## BRIEF
Where does the string "often" appear? Copy every line of the entries below that holds it.

##############################

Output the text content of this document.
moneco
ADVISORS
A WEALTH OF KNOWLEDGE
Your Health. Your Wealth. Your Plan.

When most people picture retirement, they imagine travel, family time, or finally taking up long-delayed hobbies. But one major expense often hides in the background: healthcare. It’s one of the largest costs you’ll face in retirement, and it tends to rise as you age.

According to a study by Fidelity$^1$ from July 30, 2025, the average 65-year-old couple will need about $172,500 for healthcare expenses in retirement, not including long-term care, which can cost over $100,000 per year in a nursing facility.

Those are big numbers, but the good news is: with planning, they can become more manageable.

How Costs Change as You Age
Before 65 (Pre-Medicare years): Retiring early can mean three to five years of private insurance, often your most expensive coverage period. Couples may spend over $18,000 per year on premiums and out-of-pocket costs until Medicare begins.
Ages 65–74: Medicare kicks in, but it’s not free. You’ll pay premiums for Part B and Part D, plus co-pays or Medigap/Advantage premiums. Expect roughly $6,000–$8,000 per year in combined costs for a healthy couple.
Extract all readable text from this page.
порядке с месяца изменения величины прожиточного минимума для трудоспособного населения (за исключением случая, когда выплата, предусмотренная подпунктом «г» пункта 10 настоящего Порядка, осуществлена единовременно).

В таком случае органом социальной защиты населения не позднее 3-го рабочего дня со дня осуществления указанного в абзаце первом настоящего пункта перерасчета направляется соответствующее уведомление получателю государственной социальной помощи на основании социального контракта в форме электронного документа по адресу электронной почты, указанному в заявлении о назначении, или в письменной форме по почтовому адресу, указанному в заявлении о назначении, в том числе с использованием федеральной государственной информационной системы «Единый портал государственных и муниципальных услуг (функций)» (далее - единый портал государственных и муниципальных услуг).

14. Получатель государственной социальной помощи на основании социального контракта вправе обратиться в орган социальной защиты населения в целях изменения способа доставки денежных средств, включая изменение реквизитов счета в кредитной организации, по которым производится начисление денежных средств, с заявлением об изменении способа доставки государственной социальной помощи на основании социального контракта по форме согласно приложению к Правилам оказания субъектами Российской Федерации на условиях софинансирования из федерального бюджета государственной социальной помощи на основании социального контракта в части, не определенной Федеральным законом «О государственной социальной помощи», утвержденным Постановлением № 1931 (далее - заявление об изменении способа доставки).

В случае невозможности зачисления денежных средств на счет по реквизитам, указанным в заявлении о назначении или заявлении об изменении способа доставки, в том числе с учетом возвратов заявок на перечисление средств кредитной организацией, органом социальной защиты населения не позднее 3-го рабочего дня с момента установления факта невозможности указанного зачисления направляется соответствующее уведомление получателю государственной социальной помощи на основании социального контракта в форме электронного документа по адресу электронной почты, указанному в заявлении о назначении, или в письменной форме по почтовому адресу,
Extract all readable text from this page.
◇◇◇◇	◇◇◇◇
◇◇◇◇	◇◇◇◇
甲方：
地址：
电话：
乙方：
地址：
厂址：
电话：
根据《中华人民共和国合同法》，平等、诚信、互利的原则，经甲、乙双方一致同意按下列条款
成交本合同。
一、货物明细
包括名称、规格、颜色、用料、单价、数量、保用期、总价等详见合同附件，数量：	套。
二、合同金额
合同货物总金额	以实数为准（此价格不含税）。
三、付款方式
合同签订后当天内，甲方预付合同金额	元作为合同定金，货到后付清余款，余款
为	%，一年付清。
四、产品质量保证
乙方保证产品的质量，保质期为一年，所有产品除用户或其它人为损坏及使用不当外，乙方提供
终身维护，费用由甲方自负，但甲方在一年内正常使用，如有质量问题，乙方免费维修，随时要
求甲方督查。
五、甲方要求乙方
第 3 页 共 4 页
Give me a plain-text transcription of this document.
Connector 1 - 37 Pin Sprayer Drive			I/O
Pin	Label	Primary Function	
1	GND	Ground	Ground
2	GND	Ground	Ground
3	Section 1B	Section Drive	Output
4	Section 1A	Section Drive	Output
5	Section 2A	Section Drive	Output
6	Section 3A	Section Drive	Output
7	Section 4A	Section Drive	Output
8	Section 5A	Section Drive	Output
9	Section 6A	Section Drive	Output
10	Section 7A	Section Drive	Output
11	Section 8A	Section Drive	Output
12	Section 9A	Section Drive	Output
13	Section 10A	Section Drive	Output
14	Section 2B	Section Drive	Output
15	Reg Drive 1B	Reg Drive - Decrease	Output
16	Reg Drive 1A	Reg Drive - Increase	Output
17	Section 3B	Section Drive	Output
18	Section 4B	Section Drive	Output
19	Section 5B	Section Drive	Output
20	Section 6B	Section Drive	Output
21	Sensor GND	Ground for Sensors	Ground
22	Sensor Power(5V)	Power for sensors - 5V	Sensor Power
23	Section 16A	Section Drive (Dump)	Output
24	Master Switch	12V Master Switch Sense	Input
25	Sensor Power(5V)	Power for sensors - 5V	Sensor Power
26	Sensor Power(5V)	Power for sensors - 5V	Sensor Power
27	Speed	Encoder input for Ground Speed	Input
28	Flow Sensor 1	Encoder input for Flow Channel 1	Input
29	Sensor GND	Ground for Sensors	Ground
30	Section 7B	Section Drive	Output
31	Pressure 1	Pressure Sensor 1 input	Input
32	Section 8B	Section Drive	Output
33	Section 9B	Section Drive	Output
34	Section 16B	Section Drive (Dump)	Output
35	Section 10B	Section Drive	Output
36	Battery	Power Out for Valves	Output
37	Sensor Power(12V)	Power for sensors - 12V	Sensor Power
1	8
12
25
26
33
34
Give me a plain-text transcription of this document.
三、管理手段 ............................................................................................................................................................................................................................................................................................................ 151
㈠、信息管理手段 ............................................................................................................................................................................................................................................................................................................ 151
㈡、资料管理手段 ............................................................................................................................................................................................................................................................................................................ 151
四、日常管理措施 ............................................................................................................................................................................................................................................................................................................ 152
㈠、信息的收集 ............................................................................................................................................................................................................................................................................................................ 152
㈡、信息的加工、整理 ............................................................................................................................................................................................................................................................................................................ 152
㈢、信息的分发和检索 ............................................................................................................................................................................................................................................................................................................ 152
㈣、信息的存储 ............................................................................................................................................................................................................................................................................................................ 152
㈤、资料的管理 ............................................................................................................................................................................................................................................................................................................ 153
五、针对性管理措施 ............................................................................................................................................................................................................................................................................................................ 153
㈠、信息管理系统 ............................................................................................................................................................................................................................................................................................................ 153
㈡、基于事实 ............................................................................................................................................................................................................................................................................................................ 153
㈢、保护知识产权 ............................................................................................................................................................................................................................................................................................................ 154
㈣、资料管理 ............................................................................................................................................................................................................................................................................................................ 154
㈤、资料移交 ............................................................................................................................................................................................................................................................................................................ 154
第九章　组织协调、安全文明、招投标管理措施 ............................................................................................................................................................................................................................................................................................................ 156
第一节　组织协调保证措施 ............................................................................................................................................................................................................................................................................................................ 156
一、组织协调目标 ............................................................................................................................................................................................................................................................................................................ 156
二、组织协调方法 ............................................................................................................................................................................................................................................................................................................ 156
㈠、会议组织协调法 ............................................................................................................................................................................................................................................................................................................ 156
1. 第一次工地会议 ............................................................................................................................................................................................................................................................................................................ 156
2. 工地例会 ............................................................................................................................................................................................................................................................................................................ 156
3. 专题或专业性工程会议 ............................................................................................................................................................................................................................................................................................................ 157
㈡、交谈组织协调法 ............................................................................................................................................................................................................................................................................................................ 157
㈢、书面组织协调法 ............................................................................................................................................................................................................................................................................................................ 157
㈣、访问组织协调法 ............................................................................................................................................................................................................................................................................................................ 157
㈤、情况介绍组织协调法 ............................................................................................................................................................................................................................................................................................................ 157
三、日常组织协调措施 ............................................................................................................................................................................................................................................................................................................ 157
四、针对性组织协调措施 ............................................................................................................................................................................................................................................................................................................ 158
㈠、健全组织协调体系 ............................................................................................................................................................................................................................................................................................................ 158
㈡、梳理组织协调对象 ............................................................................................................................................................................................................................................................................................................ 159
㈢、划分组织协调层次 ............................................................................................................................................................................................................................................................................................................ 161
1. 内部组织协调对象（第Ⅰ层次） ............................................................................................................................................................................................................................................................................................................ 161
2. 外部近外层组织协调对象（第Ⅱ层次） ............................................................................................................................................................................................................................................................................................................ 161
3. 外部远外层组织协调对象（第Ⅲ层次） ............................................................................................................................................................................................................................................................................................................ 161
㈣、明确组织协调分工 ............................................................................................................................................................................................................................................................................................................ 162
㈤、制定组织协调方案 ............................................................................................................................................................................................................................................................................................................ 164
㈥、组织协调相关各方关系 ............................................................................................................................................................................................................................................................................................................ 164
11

##############################

## EXPECTED OUTPUT
When most people picture retirement, they imagine travel, family time, or finally taking up long-delayed hobbies. But one major expense often hides in the background: healthcare. It’s one of the largest costs you’ll face in retirement, and it tends to rise as you age.
Before 65 (Pre-Medicare years): Retiring early can mean three to five years of private insurance, often your most expensive coverage period. Couples may spend over $18,000 per year on premiums and out-of-pocket costs until Medicare begins.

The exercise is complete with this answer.